Objective> Look for "drag" in each line of the entries, and return the matching lines.

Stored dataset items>
————————

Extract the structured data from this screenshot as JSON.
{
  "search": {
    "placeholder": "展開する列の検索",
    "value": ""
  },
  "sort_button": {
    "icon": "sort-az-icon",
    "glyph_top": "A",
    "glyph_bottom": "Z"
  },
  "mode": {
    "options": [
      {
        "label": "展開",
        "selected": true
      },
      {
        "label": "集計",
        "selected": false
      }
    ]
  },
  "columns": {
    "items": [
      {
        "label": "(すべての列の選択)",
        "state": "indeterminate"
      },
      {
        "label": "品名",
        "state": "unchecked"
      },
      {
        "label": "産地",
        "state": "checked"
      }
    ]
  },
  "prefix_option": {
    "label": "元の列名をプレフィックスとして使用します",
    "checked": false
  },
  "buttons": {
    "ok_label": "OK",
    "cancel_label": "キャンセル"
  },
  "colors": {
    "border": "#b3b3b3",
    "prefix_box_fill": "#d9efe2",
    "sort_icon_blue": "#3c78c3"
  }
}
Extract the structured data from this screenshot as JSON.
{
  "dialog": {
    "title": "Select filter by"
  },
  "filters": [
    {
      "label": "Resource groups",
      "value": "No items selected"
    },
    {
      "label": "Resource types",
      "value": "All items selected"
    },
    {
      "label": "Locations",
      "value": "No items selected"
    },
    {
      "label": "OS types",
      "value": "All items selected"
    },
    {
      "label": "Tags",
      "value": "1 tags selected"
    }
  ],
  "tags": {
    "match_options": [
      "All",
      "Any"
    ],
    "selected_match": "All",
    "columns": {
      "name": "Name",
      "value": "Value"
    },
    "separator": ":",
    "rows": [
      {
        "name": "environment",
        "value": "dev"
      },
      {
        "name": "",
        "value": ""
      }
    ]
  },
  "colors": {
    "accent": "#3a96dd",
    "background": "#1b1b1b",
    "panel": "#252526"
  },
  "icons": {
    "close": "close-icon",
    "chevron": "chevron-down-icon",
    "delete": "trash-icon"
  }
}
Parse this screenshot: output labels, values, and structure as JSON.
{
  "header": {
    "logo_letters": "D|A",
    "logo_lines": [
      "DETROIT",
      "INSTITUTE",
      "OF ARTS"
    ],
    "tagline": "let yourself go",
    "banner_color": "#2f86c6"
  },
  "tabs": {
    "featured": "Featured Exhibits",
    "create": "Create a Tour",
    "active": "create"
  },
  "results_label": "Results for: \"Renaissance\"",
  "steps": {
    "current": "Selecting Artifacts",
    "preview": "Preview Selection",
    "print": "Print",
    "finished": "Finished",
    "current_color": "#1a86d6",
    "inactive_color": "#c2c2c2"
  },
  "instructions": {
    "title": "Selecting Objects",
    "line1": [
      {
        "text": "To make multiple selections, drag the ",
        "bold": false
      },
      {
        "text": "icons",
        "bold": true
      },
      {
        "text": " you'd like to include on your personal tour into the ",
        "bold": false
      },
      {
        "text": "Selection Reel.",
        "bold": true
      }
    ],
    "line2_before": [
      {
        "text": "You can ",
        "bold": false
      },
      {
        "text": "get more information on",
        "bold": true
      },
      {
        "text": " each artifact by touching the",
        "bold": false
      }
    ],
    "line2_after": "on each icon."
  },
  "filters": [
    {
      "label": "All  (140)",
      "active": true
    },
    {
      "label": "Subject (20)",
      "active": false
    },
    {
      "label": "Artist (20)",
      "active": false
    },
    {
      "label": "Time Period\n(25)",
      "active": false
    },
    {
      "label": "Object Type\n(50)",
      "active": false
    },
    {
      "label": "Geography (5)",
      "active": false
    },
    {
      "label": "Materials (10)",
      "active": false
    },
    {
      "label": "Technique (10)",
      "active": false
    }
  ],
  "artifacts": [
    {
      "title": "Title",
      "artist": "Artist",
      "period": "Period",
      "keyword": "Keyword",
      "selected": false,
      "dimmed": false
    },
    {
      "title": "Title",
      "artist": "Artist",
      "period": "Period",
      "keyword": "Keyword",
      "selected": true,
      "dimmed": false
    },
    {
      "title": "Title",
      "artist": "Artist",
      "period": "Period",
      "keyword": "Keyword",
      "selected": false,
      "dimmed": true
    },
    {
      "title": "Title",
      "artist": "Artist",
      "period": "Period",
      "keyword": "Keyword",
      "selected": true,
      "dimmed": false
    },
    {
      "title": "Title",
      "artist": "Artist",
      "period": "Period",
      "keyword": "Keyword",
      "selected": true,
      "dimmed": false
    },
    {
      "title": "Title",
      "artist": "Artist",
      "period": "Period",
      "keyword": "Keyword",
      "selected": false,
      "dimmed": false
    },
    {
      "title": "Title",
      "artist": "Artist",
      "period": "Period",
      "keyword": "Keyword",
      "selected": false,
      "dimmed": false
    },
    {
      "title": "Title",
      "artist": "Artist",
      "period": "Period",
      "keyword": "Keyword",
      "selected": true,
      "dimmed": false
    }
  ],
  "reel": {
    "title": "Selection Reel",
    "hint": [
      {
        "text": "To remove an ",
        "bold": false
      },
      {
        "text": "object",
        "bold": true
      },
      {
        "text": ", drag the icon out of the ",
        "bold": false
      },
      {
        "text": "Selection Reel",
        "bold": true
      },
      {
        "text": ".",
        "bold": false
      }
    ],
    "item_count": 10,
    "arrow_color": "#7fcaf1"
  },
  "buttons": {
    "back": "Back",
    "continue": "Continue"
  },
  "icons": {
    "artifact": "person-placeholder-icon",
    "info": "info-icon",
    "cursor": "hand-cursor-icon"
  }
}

————————

Written solution>
        "text": "To make multiple selections, drag the ",
        "text": ", drag the icon out of the ",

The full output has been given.